Job –
Every line of the data must be copied exactly.

[BEGIN Listed entries]

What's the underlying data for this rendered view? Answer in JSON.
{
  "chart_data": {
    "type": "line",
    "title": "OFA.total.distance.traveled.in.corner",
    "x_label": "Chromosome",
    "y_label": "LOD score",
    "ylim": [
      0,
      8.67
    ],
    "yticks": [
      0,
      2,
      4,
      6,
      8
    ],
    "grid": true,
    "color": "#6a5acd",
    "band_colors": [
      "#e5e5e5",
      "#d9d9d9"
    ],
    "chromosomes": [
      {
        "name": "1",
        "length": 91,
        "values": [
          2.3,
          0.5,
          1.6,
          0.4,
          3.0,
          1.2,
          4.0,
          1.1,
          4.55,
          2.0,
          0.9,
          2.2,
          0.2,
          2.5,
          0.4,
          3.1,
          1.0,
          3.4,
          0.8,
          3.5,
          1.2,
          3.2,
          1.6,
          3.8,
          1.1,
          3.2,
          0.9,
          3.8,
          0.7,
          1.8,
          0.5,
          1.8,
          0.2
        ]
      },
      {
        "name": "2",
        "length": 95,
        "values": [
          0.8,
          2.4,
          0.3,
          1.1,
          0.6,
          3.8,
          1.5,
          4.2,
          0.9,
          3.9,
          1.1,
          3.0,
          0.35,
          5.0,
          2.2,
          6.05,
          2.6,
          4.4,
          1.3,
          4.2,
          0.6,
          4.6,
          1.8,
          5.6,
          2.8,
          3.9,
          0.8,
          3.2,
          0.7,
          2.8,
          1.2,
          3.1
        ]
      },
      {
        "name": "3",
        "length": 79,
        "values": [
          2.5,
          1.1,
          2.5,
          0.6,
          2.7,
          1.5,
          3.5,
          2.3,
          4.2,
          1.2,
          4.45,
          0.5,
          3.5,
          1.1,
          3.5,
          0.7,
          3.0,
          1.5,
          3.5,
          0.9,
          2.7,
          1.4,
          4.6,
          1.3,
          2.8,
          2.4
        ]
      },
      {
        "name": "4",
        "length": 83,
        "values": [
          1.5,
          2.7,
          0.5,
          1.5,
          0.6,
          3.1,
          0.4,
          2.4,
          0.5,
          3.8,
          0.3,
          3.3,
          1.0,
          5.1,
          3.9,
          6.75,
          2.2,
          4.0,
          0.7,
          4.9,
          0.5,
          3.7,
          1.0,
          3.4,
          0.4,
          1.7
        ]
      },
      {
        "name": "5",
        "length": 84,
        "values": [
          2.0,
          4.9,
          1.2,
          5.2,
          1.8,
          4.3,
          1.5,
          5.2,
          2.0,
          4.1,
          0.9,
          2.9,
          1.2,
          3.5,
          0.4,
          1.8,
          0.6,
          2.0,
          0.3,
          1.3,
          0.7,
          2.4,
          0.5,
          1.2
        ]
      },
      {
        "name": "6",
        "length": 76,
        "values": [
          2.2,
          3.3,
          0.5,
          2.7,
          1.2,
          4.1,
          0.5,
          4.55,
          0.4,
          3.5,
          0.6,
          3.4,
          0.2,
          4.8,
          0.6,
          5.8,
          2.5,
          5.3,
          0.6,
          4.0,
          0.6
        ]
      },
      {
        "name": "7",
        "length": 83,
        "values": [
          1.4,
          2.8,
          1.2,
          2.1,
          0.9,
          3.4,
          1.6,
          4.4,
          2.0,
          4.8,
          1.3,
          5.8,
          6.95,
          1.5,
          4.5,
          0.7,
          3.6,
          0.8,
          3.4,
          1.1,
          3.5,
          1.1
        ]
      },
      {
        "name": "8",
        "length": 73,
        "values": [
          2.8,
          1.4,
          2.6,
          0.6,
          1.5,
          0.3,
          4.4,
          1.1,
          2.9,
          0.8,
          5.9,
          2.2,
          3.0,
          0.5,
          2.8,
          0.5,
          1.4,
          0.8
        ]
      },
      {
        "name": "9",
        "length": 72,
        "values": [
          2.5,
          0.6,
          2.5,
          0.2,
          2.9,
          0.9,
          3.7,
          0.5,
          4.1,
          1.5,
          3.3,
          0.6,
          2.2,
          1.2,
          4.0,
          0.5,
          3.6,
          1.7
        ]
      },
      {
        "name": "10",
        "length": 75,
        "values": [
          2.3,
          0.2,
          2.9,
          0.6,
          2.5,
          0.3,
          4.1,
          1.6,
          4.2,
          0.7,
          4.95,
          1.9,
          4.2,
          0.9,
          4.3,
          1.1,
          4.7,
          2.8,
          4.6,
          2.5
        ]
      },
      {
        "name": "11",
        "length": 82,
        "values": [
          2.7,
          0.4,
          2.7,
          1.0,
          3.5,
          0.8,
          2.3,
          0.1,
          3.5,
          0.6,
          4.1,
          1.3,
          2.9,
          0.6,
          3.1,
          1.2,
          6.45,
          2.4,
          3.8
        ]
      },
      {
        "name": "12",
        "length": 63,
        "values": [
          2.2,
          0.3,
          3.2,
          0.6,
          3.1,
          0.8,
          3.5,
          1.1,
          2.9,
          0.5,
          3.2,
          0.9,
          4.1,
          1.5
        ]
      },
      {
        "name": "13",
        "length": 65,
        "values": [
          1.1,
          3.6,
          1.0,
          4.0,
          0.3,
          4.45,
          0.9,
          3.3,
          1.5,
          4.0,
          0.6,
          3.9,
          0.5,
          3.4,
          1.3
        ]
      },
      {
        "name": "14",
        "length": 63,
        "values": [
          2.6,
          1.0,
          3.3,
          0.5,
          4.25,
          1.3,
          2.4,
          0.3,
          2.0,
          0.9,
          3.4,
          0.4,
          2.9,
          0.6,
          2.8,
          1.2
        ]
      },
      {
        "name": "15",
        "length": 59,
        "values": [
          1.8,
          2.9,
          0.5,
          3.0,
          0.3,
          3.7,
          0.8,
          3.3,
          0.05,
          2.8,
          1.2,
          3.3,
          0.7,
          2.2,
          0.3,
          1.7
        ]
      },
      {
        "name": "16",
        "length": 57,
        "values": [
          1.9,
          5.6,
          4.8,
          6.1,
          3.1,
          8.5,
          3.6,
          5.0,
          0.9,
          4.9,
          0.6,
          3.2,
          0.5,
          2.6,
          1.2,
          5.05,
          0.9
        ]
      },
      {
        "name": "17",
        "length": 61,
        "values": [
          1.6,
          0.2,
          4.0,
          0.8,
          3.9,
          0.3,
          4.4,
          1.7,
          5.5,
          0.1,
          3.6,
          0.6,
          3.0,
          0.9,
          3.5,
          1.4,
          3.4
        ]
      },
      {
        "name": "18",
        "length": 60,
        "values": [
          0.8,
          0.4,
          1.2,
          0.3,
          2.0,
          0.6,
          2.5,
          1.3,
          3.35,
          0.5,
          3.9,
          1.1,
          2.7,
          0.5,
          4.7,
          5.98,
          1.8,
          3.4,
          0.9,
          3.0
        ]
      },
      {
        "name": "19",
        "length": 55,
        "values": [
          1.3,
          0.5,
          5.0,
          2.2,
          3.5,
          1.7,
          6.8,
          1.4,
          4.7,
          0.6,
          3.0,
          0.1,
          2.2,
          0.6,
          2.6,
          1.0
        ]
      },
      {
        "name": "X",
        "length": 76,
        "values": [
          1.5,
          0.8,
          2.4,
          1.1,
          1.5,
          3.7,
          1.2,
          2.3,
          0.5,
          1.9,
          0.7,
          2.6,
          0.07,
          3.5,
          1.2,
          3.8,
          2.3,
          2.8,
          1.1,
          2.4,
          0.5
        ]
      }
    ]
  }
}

[END Listed entries]

Exercise response –
What's the underlying data for this rendered view? Answer in JSON.
{
  "chart_data": {
    "type": "line",
    "title": "OFA.total.distance.traveled.in.corner",
    "x_label": "Chromosome",
    "y_label": "LOD score",
    "ylim": [
      0,
      8.67
    ],
    "yticks": [
      0,
      2,
      4,
      6,
      8
    ],
    "grid": true,
    "color": "#6a5acd",
    "band_colors": [
      "#e5e5e5",
      "#d9d9d9"
    ],
    "chromosomes": [
      {
        "name": "1",
        "length": 91,
        "values": [
          2.3,
          0.5,
          1.6,
          0.4,
          3.0,
          1.2,
          4.0,
          1.1,
          4.55,
          2.0,
          0.9,
          2.2,
          0.2,
          2.5,
          0.4,
          3.1,
          1.0,
          3.4,
          0.8,
          3.5,
          1.2,
          3.2,
          1.6,
          3.8,
          1.1,
          3.2,
          0.9,
          3.8,
          0.7,
          1.8,
          0.5,
          1.8,
          0.2
        ]
      },
      {
        "name": "2",
        "length": 95,
        "values": [
          0.8,
          2.4,
          0.3,
          1.1,
          0.6,
          3.8,
          1.5,
          4.2,
          0.9,
          3.9,
          1.1,
          3.0,
          0.35,
          5.0,
          2.2,
          6.05,
          2.6,
          4.4,
          1.3,
          4.2,
          0.6,
          4.6,
          1.8,
          5.6,
          2.8,
          3.9,
          0.8,
          3.2,
          0.7,
          2.8,
          1.2,
          3.1
        ]
      },
      {
        "name": "3",
        "length": 79,
        "values": [
          2.5,
          1.1,
          2.5,
          0.6,
          2.7,
          1.5,
          3.5,
          2.3,
          4.2,
          1.2,
          4.45,
          0.5,
          3.5,
          1.1,
          3.5,
          0.7,
          3.0,
          1.5,
          3.5,
          0.9,
          2.7,
          1.4,
          4.6,
          1.3,
          2.8,
          2.4
        ]
      },
      {
        "name": "4",
        "length": 83,
        "values": [
          1.5,
          2.7,
          0.5,
          1.5,
          0.6,
          3.1,
          0.4,
          2.4,
          0.5,
          3.8,
          0.3,
          3.3,
          1.0,
          5.1,
          3.9,
          6.75,
          2.2,
          4.0,
          0.7,
          4.9,
          0.5,
          3.7,
          1.0,
          3.4,
          0.4,
          1.7
        ]
      },
      {
        "name": "5",
        "length": 84,
        "values": [
          2.0,
          4.9,
          1.2,
          5.2,
          1.8,
          4.3,
          1.5,
          5.2,
          2.0,
          4.1,
          0.9,
          2.9,
          1.2,
          3.5,
          0.4,
          1.8,
          0.6,
          2.0,
          0.3,
          1.3,
          0.7,
          2.4,
          0.5,
          1.2
        ]
      },
      {
        "name": "6",
        "length": 76,
        "values": [
          2.2,
          3.3,
          0.5,
          2.7,
          1.2,
          4.1,
          0.5,
          4.55,
          0.4,
          3.5,
          0.6,
          3.4,
          0.2,
          4.8,
          0.6,
          5.8,
          2.5,
          5.3,
          0.6,
          4.0,
          0.6
        ]
      },
      {
        "name": "7",
        "length": 83,
        "values": [
          1.4,
          2.8,
          1.2,
          2.1,
          0.9,
          3.4,
          1.6,
          4.4,
          2.0,
          4.8,
          1.3,
          5.8,
          6.95,
          1.5,
          4.5,
          0.7,
          3.6,
          0.8,
          3.4,
          1.1,
          3.5,
          1.1
        ]
      },
      {
        "name": "8",
        "length": 73,
        "values": [
          2.8,
          1.4,
          2.6,
          0.6,
          1.5,
          0.3,
          4.4,
          1.1,
          2.9,
          0.8,
          5.9,
          2.2,
          3.0,
          0.5,
          2.8,
          0.5,
          1.4,
          0.8
        ]
      },
      {
        "name": "9",
        "length": 72,
        "values": [
          2.5,
          0.6,
          2.5,
          0.2,
          2.9,
          0.9,
          3.7,
          0.5,
          4.1,
          1.5,
          3.3,
          0.6,
          2.2,
          1.2,
          4.0,
          0.5,
          3.6,
          1.7
        ]
      },
      {
        "name": "10",
        "length": 75,
        "values": [
          2.3,
          0.2,
          2.9,
          0.6,
          2.5,
          0.3,
          4.1,
          1.6,
          4.2,
          0.7,
          4.95,
          1.9,
          4.2,
          0.9,
          4.3,
          1.1,
          4.7,
          2.8,
          4.6,
          2.5
        ]
      },
      {
        "name": "11",
        "length": 82,
        "values": [
          2.7,
          0.4,
          2.7,
          1.0,
          3.5,
          0.8,
          2.3,
          0.1,
          3.5,
          0.6,
          4.1,
          1.3,
          2.9,
          0.6,
          3.1,
          1.2,
          6.45,
          2.4,
          3.8
        ]
      },
      {
        "name": "12",
        "length": 63,
        "values": [
          2.2,
          0.3,
          3.2,
          0.6,
          3.1,
          0.8,
          3.5,
          1.1,
          2.9,
          0.5,
          3.2,
          0.9,
          4.1,
          1.5
        ]
      },
      {
        "name": "13",
        "length": 65,
        "values": [
          1.1,
          3.6,
          1.0,
          4.0,
          0.3,
          4.45,
          0.9,
          3.3,
          1.5,
          4.0,
          0.6,
          3.9,
          0.5,
          3.4,
          1.3
        ]
      },
      {
        "name": "14",
        "length": 63,
        "values": [
          2.6,
          1.0,
          3.3,
          0.5,
          4.25,
          1.3,
          2.4,
          0.3,
          2.0,
          0.9,
          3.4,
          0.4,
          2.9,
          0.6,
          2.8,
          1.2
        ]
      },
      {
        "name": "15",
        "length": 59,
        "values": [
          1.8,
          2.9,
          0.5,
          3.0,
          0.3,
          3.7,
          0.8,
          3.3,
          0.05,
          2.8,
          1.2,
          3.3,
          0.7,
          2.2,
          0.3,
          1.7
        ]
      },
      {
        "name": "16",
        "length": 57,
        "values": [
          1.9,
          5.6,
          4.8,
          6.1,
          3.1,
          8.5,
          3.6,
          5.0,
          0.9,
          4.9,
          0.6,
          3.2,
          0.5,
          2.6,
          1.2,
          5.05,
          0.9
        ]
      },
      {
        "name": "17",
        "length": 61,
        "values": [
          1.6,
          0.2,
          4.0,
          0.8,
          3.9,
          0.3,
          4.4,
          1.7,
          5.5,
          0.1,
          3.6,
          0.6,
          3.0,
          0.9,
          3.5,
          1.4,
          3.4
        ]
      },
      {
        "name": "18",
        "length": 60,
        "values": [
          0.8,
          0.4,
          1.2,
          0.3,
          2.0,
          0.6,
          2.5,
          1.3,
          3.35,
          0.5,
          3.9,
          1.1,
          2.7,
          0.5,
          4.7,
          5.98,
          1.8,
          3.4,
          0.9,
          3.0
        ]
      },
      {
        "name": "19",
        "length": 55,
        "values": [
          1.3,
          0.5,
          5.0,
          2.2,
          3.5,
          1.7,
          6.8,
          1.4,
          4.7,
          0.6,
          3.0,
          0.1,
          2.2,
          0.6,
          2.6,
          1.0
        ]
      },
      {
        "name": "X",
        "length": 76,
        "values": [
          1.5,
          0.8,
          2.4,
          1.1,
          1.5,
          3.7,
          1.2,
          2.3,
          0.5,
          1.9,
          0.7,
          2.6,
          0.07,
          3.5,
          1.2,
          3.8,
          2.3,
          2.8,
          1.1,
          2.4,
          0.5
        ]
      }
    ]
  }
}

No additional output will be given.